*WRITTEN INSTRUCTION*: Retype the whole listing, please, keeping every line exact and dropping the pictures.

*DATA PROVIDED*:
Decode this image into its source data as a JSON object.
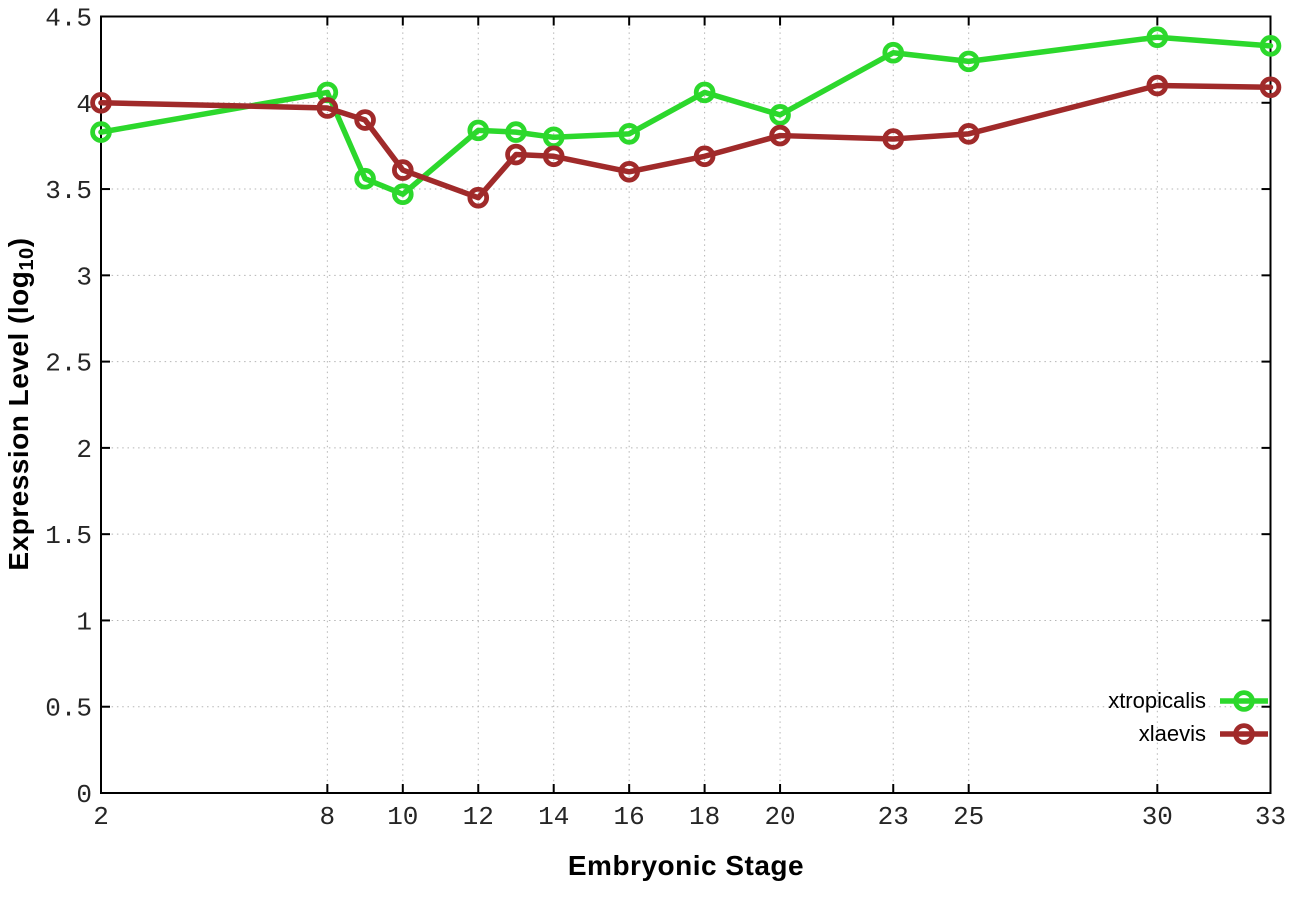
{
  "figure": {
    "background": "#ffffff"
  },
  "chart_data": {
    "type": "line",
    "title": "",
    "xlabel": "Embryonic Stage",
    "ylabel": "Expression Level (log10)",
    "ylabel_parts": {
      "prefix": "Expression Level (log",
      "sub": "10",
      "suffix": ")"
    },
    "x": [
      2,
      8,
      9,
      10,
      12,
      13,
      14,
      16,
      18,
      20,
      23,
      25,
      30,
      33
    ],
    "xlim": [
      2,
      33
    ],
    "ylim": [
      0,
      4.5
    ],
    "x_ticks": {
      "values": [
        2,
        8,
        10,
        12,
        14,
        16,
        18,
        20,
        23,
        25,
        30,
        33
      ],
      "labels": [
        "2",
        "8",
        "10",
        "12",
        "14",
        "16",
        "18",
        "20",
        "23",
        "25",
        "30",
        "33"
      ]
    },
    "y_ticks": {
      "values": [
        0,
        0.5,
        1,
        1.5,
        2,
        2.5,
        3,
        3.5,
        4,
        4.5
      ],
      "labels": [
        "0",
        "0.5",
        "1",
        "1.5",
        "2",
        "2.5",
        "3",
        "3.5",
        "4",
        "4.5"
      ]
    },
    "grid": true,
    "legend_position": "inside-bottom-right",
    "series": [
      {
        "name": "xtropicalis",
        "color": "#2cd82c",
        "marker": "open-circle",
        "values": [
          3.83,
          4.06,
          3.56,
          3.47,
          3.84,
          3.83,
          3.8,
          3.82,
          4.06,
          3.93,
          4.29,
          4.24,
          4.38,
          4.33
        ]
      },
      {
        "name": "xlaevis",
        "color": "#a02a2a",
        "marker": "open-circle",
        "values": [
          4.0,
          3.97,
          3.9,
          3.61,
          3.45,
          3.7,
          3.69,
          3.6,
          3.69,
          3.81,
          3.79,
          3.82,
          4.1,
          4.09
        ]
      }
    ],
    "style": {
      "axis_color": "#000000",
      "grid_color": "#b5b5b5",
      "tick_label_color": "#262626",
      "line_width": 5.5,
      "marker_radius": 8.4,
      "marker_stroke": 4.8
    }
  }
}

*EXERCISE RESPONSE*:
Decode this image into its source data as a JSON object.
{
  "figure": {
    "background": "#ffffff"
  },
  "chart_data": {
    "type": "line",
    "title": "",
    "xlabel": "Embryonic Stage",
    "ylabel": "Expression Level (log10)",
    "ylabel_parts": {
      "prefix": "Expression Level (log",
      "sub": "10",
      "suffix": ")"
    },
    "x": [
      2,
      8,
      9,
      10,
      12,
      13,
      14,
      16,
      18,
      20,
      23,
      25,
      30,
      33
    ],
    "xlim": [
      2,
      33
    ],
    "ylim": [
      0,
      4.5
    ],
    "x_ticks": {
      "values": [
        2,
        8,
        10,
        12,
        14,
        16,
        18,
        20,
        23,
        25,
        30,
        33
      ],
      "labels": [
        "2",
        "8",
        "10",
        "12",
        "14",
        "16",
        "18",
        "20",
        "23",
        "25",
        "30",
        "33"
      ]
    },
    "y_ticks": {
      "values": [
        0,
        0.5,
        1,
        1.5,
        2,
        2.5,
        3,
        3.5,
        4,
        4.5
      ],
      "labels": [
        "0",
        "0.5",
        "1",
        "1.5",
        "2",
        "2.5",
        "3",
        "3.5",
        "4",
        "4.5"
      ]
    },
    "grid": true,
    "legend_position": "inside-bottom-right",
    "series": [
      {
        "name": "xtropicalis",
        "color": "#2cd82c",
        "marker": "open-circle",
        "values": [
          3.83,
          4.06,
          3.56,
          3.47,
          3.84,
          3.83,
          3.8,
          3.82,
          4.06,
          3.93,
          4.29,
          4.24,
          4.38,
          4.33
        ]
      },
      {
        "name": "xlaevis",
        "color": "#a02a2a",
        "marker": "open-circle",
        "values": [
          4.0,
          3.97,
          3.9,
          3.61,
          3.45,
          3.7,
          3.69,
          3.6,
          3.69,
          3.81,
          3.79,
          3.82,
          4.1,
          4.09
        ]
      }
    ],
    "style": {
      "axis_color": "#000000",
      "grid_color": "#b5b5b5",
      "tick_label_color": "#262626",
      "line_width": 5.5,
      "marker_radius": 8.4,
      "marker_stroke": 4.8
    }
  }
}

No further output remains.